* EXERCISE OBJECTIVE *
Say how many lines of the listing below contain "text", giving the number and nothing else.

Data records:
# # # # #

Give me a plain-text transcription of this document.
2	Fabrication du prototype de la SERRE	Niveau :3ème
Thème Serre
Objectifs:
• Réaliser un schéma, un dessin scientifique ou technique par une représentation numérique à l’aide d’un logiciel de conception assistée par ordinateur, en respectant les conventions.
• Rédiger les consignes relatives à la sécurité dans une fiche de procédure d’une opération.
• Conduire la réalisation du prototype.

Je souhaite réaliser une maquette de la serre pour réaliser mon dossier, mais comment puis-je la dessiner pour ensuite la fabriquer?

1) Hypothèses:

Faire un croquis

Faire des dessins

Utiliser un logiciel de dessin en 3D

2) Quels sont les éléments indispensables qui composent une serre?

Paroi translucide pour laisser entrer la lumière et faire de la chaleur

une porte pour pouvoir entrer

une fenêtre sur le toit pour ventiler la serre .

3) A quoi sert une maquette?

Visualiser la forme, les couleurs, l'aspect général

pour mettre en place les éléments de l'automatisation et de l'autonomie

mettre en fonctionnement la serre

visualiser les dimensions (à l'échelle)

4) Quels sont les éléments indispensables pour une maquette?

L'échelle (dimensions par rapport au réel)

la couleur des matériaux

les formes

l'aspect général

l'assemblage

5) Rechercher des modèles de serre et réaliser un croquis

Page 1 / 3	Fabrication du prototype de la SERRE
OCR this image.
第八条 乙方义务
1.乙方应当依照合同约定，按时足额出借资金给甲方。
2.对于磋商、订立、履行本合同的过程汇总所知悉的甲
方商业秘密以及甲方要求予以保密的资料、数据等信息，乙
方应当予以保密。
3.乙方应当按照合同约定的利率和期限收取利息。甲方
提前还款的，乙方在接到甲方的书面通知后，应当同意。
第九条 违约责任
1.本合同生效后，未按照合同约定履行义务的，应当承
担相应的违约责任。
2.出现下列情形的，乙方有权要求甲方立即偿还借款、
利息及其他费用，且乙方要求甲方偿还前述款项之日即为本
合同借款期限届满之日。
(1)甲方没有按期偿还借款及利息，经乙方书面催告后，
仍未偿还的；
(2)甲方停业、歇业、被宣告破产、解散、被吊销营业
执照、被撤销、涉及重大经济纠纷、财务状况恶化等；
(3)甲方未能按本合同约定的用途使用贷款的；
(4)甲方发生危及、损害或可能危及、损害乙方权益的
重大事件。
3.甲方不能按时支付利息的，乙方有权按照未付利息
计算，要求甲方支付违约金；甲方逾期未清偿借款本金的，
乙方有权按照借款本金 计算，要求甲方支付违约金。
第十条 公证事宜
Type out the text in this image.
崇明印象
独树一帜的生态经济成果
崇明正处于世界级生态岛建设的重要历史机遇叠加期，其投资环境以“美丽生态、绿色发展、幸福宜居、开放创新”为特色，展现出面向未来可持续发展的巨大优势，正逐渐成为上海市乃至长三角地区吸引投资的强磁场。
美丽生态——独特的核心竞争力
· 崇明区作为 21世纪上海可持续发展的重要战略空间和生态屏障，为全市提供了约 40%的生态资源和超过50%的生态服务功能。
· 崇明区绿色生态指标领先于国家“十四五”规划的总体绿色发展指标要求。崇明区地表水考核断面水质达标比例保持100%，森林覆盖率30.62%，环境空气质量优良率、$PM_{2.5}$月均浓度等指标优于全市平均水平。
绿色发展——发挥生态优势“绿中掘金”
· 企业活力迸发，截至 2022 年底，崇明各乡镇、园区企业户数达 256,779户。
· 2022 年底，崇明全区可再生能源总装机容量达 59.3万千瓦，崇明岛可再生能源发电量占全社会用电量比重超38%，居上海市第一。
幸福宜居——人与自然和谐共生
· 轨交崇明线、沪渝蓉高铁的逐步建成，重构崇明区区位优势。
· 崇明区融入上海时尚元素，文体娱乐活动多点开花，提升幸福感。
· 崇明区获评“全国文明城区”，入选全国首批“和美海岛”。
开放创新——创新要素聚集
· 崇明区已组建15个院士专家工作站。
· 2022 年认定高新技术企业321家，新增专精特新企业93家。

# # # # #

* FULL RESPONSE *
2